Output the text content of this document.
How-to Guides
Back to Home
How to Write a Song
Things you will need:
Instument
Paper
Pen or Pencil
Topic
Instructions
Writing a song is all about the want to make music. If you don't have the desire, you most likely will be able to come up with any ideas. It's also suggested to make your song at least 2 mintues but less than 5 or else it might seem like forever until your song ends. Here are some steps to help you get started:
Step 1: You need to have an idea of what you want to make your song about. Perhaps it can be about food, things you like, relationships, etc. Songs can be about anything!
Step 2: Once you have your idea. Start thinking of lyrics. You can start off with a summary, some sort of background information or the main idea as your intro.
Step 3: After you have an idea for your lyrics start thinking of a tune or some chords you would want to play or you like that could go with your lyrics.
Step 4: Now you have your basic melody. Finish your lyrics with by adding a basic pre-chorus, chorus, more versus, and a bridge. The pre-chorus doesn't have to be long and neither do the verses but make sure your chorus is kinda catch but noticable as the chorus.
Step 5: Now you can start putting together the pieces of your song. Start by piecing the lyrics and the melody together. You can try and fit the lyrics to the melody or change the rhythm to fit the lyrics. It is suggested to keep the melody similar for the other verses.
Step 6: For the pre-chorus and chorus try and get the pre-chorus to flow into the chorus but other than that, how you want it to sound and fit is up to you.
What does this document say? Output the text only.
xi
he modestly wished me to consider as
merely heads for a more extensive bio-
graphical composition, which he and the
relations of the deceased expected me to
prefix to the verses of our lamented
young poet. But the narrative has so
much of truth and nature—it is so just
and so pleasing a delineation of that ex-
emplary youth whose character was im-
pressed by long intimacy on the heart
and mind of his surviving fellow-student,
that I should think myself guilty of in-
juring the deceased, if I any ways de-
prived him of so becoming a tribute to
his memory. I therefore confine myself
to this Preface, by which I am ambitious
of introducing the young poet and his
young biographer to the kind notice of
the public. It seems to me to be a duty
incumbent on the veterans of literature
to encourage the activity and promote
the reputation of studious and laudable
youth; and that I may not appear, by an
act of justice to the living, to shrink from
- - - - - - -
WORK TO BE COMPLETED
Copy every line of the records word for word.

FINAL RESULT
Output the text content of this document.
How-to Guides
Back to Home
How to Write a Song
Things you will need:
Instument
Paper
Pen or Pencil
Topic
Instructions
Writing a song is all about the want to make music. If you don't have the desire, you most likely will be able to come up with any ideas. It's also suggested to make your song at least 2 mintues but less than 5 or else it might seem like forever until your song ends. Here are some steps to help you get started:
Step 1: You need to have an idea of what you want to make your song about. Perhaps it can be about food, things you like, relationships, etc. Songs can be about anything!
Step 2: Once you have your idea. Start thinking of lyrics. You can start off with a summary, some sort of background information or the main idea as your intro.
Step 3: After you have an idea for your lyrics start thinking of a tune or some chords you would want to play or you like that could go with your lyrics.
Step 4: Now you have your basic melody. Finish your lyrics with by adding a basic pre-chorus, chorus, more versus, and a bridge. The pre-chorus doesn't have to be long and neither do the verses but make sure your chorus is kinda catch but noticable as the chorus.
Step 5: Now you can start putting together the pieces of your song. Start by piecing the lyrics and the melody together. You can try and fit the lyrics to the melody or change the rhythm to fit the lyrics. It is suggested to keep the melody similar for the other verses.
Step 6: For the pre-chorus and chorus try and get the pre-chorus to flow into the chorus but other than that, how you want it to sound and fit is up to you.
What does this document say? Output the text only.
xi
he modestly wished me to consider as
merely heads for a more extensive bio-
graphical composition, which he and the
relations of the deceased expected me to
prefix to the verses of our lamented
young poet. But the narrative has so
much of truth and nature—it is so just
and so pleasing a delineation of that ex-
emplary youth whose character was im-
pressed by long intimacy on the heart
and mind of his surviving fellow-student,
that I should think myself guilty of in-
juring the deceased, if I any ways de-
prived him of so becoming a tribute to
his memory. I therefore confine myself
to this Preface, by which I am ambitious
of introducing the young poet and his
young biographer to the kind notice of
the public. It seems to me to be a duty
incumbent on the veterans of literature
to encourage the activity and promote
the reputation of studious and laudable
youth; and that I may not appear, by an
act of justice to the living, to shrink from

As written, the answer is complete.